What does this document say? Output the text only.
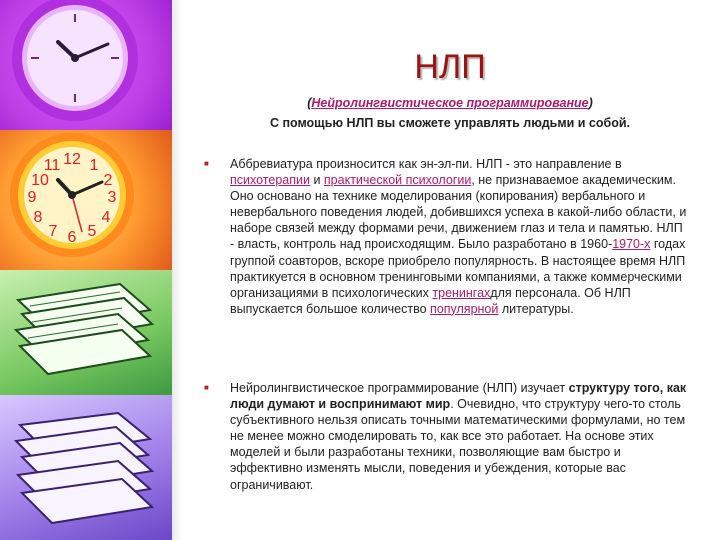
12 1
2
3
4
5
6
7
8
9
10
11
НЛП
(Нейролингвистическое программирование)
С помощью НЛП вы сможете управлять людьми и собой.
■ Аббревиатура произносится как эн-эл-пи. НЛП - это направление в психотерапии и практической психологии, не признаваемое академическим. Оно основано на технике моделирования (копирования) вербального и невербального поведения людей, добившихся успеха в какой-либо области, и наборе связей между формами речи, движением глаз и тела и памятью. НЛП - власть, контроль над происходящим. Было разработано в 1960-1970-х годах группой соавторов, вскоре приобрело популярность. В настоящее время НЛП практикуется в основном тренинговыми компаниями, а также коммерческими организациями в психологических тренингахдля персонала. Об НЛП выпускается большое количество популярной литературы.
■ Нейролингвистическое программирование (НЛП) изучает структуру того, как люди думают и воспринимают мир. Очевидно, что структуру чего-то столь субъективного нельзя описать точными математическими формулами, но тем не менее можно смоделировать то, как все это работает. На основе этих моделей и были разработаны техники, позволяющие вам быстро и эффективно изменять мысли, поведения и убеждения, которые вас ограничивают.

Requirement :: Read through the entries and copy each line in which "Нейролингвистическое" appears.

Exercise answer ::
(Нейролингвистическое программирование)
■ Нейролингвистическое программирование (НЛП) изучает структуру того, как люди думают и воспринимают мир. Очевидно, что структуру чего-то столь субъективного нельзя описать точными математическими формулами, но тем не менее можно смоделировать то, как все это работает. На основе этих моделей и были разработаны техники, позволяющие вам быстро и эффективно изменять мысли, поведения и убеждения, которые вас ограничивают.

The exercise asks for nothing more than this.